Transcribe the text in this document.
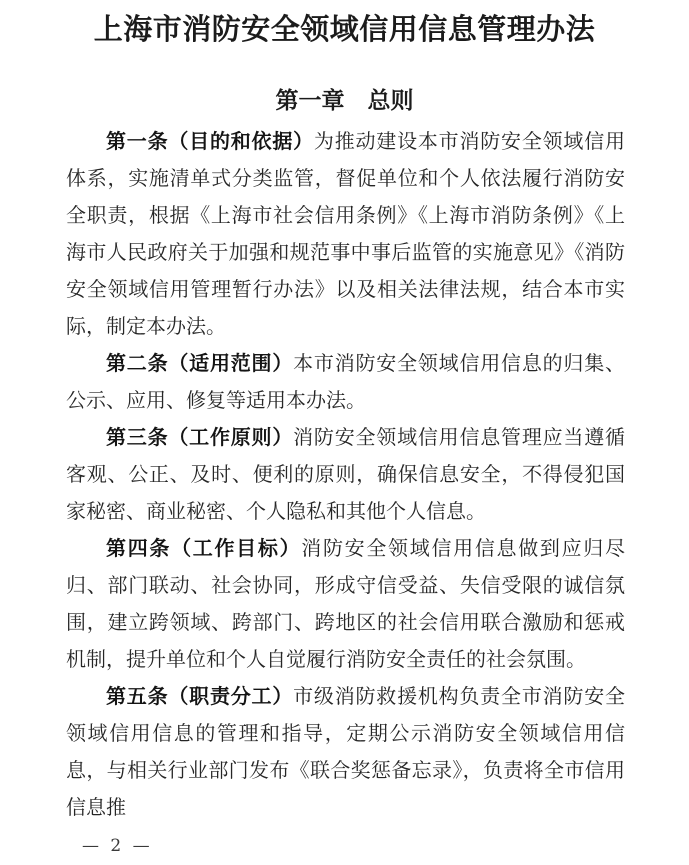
上海市消防安全领域信用信息管理办法
第一章　总则

第一条（目的和依据）为推动建设本市消防安全领域信用体系，实施清单式分类监管，督促单位和个人依法履行消防安全职责，根据《上海市社会信用条例》《上海市消防条例》《上海市人民政府关于加强和规范事中事后监管的实施意见》《消防安全领域信用管理暂行办法》以及相关法律法规，结合本市实际，制定本办法。

第二条（适用范围）本市消防安全领域信用信息的归集、公示、应用、修复等适用本办法。

第三条（工作原则）消防安全领域信用信息管理应当遵循客观、公正、及时、便利的原则，确保信息安全，不得侵犯国家秘密、商业秘密、个人隐私和其他个人信息。

第四条（工作目标）消防安全领域信用信息做到应归尽归、部门联动、社会协同，形成守信受益、失信受限的诚信氛围，建立跨领域、跨部门、跨地区的社会信用联合激励和惩戒机制，提升单位和个人自觉履行消防安全责任的社会氛围。

第五条（职责分工）市级消防救援机构负责全市消防安全领域信用信息的管理和指导，定期公示消防安全领域信用信息，与相关行业部门发布《联合奖惩备忘录》，负责将全市信用信息推

— 2 —
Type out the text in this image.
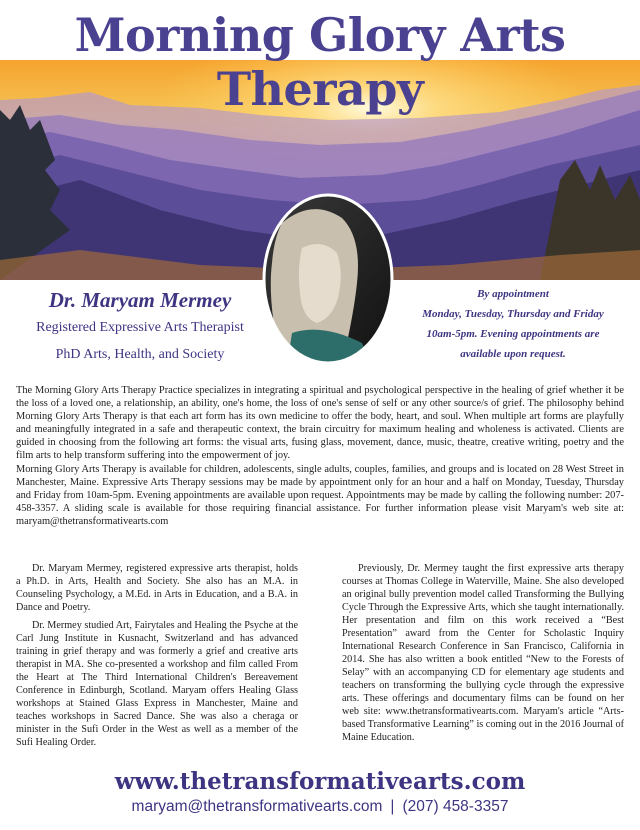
Morning Glory Arts Therapy
Dr. Maryam Mermey
Registered Expressive Arts Therapist
PhD Arts, Health, and Society
By appointment
Monday, Tuesday, Thursday and Friday
10am-5pm. Evening appointments are
available upon request.

The Morning Glory Arts Therapy Practice specializes in integrating a spiritual and psychological perspective in the healing of grief whether it be the loss of a loved one, a relationship, an ability, one's home, the loss of one's sense of self or any other source/s of grief. The philosophy behind Morning Glory Arts Therapy is that each art form has its own medicine to offer the body, heart, and soul. When multiple art forms are playfully and meaningfully integrated in a safe and therapeutic context, the brain circuitry for maximum healing and wholeness is activated. Clients are guided in choosing from the following art forms: the visual arts, fusing glass, movement, dance, music, theatre, creative writing, poetry and the film arts to help transform suffering into the empowerment of joy.

Morning Glory Arts Therapy is available for children, adolescents, single adults, couples, families, and groups and is located on 28 West Street in Manchester, Maine. Expressive Arts Therapy sessions may be made by appointment only for an hour and a half on Monday, Tuesday, Thursday and Friday from 10am-5pm. Evening appointments are available upon request. Appointments may be made by calling the following number: 207-458-3357. A sliding scale is available for those requiring financial assistance. For further information please visit Maryam's web site at: maryam@thetransformativearts.com

Dr. Maryam Mermey, registered expressive arts therapist, holds a Ph.D. in Arts, Health and Society. She also has an M.A. in Counseling Psychology, a M.Ed. in Arts in Education, and a B.A. in Dance and Poetry.

Dr. Mermey studied Art, Fairytales and Healing the Psyche at the Carl Jung Institute in Kusnacht, Switzerland and has advanced training in grief therapy and was formerly a grief and creative arts therapist in MA. She co-presented a workshop and film called From the Heart at The Third International Children's Bereavement Conference in Edinburgh, Scotland. Maryam offers Healing Glass workshops at Stained Glass Express in Manchester, Maine and teaches workshops in Sacred Dance. She was also a cheraga or minister in the Sufi Order in the West as well as a member of the Sufi Healing Order.

Previously, Dr. Mermey taught the first expressive arts therapy courses at Thomas College in Waterville, Maine. She also developed an original bully prevention model called Transforming the Bullying Cycle Through the Expressive Arts, which she taught internationally. Her presentation and film on this work received a “Best Presentation” award from the Center for Scholastic Inquiry International Research Conference in San Francisco, California in 2014. She has also written a book entitled “New to the Forests of Selay” with an accompanying CD for elementary age students and teachers on transforming the bullying cycle through the expressive arts. These offerings and documentary films can be found on her web site: www.thetransformativearts.com. Maryam's article “Arts-based Transformative Learning” is coming out in the 2016 Journal of Maine Education.

www.thetransformativearts.com
maryam@thetransformativearts.com | (207) 458-3357
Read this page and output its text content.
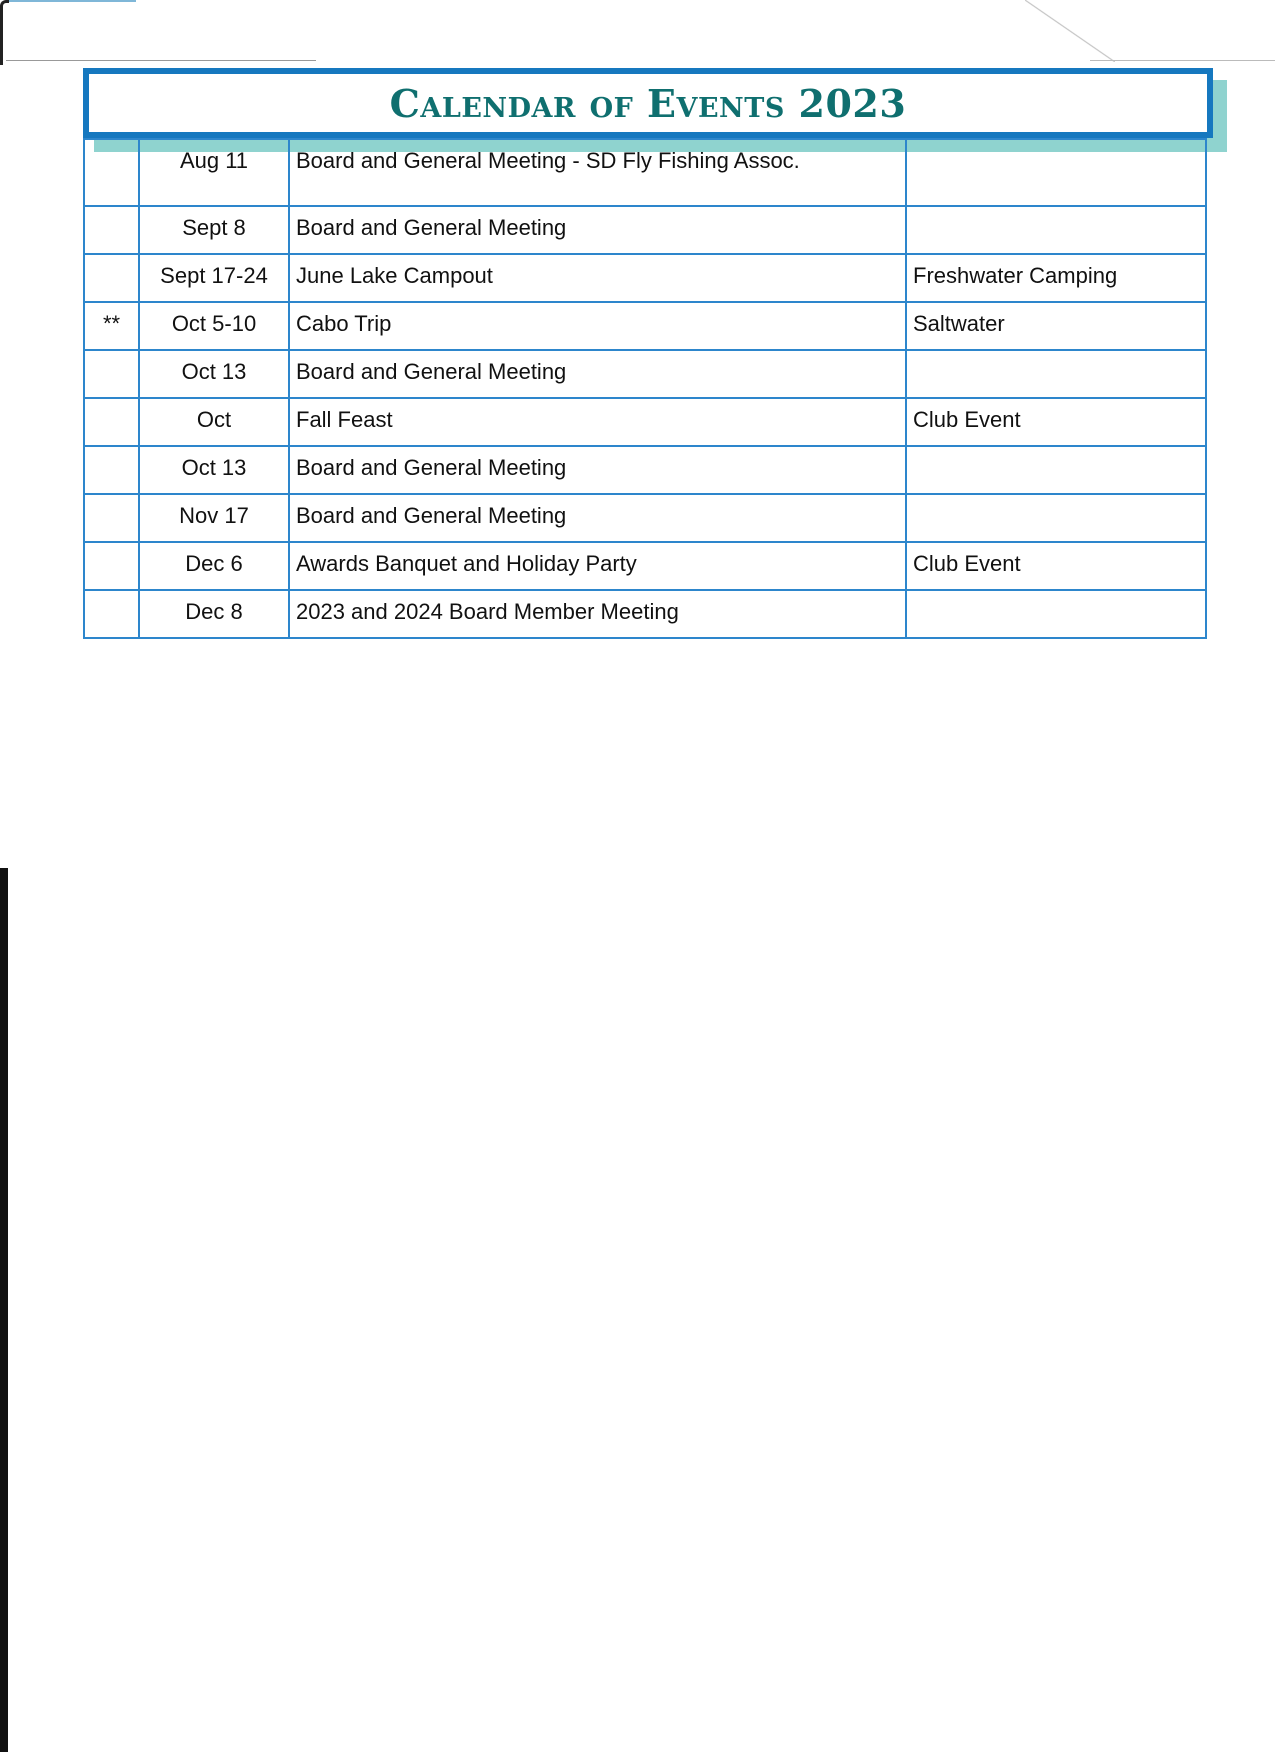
Calendar of Events 2023
	Aug 11	Board and General Meeting - SD Fly Fishing Assoc.	
	Sept 8	Board and General Meeting	
	Sept 17-24	June Lake Campout	Freshwater Camping
**	Oct 5-10	Cabo Trip	Saltwater
	Oct 13	Board and General Meeting	
	Oct	Fall Feast	Club Event
	Oct 13	Board and General Meeting	
	Nov 17	Board and General Meeting	
	Dec 6	Awards Banquet and Holiday Party	Club Event
	Dec 8	2023 and 2024 Board Member Meeting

################

| Short task |
Give the number of lines above that hold the word "this", and nothing more.

| The result |
4